→ WHAT IS NEEDED
Output every record word for word.

START RECORDS SHOWN

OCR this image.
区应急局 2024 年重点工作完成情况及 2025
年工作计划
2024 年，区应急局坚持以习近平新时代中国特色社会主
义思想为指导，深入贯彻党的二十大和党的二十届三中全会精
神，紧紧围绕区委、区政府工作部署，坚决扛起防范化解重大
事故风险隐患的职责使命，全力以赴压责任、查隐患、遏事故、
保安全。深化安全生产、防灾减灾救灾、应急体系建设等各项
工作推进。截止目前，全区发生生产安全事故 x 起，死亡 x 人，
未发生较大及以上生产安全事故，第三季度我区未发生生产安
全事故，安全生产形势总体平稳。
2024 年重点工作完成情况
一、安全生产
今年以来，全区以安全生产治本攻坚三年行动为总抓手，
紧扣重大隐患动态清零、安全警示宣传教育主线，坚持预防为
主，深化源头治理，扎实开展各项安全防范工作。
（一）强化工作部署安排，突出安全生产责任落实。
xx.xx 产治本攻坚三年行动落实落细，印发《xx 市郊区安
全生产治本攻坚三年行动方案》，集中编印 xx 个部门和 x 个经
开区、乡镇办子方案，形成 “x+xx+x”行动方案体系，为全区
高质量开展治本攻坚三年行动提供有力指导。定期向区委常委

END RECORDS SHOWN

→ PROBLEM SOLUTION
OCR this image.
区应急局 2024 年重点工作完成情况及 2025
年工作计划
2024 年，区应急局坚持以习近平新时代中国特色社会主
义思想为指导，深入贯彻党的二十大和党的二十届三中全会精
神，紧紧围绕区委、区政府工作部署，坚决扛起防范化解重大
事故风险隐患的职责使命，全力以赴压责任、查隐患、遏事故、
保安全。深化安全生产、防灾减灾救灾、应急体系建设等各项
工作推进。截止目前，全区发生生产安全事故 x 起，死亡 x 人，
未发生较大及以上生产安全事故，第三季度我区未发生生产安
全事故，安全生产形势总体平稳。
2024 年重点工作完成情况
一、安全生产
今年以来，全区以安全生产治本攻坚三年行动为总抓手，
紧扣重大隐患动态清零、安全警示宣传教育主线，坚持预防为
主，深化源头治理，扎实开展各项安全防范工作。
（一）强化工作部署安排，突出安全生产责任落实。
xx.xx 产治本攻坚三年行动落实落细，印发《xx 市郊区安
全生产治本攻坚三年行动方案》，集中编印 xx 个部门和 x 个经
开区、乡镇办子方案，形成 “x+xx+x”行动方案体系，为全区
高质量开展治本攻坚三年行动提供有力指导。定期向区委常委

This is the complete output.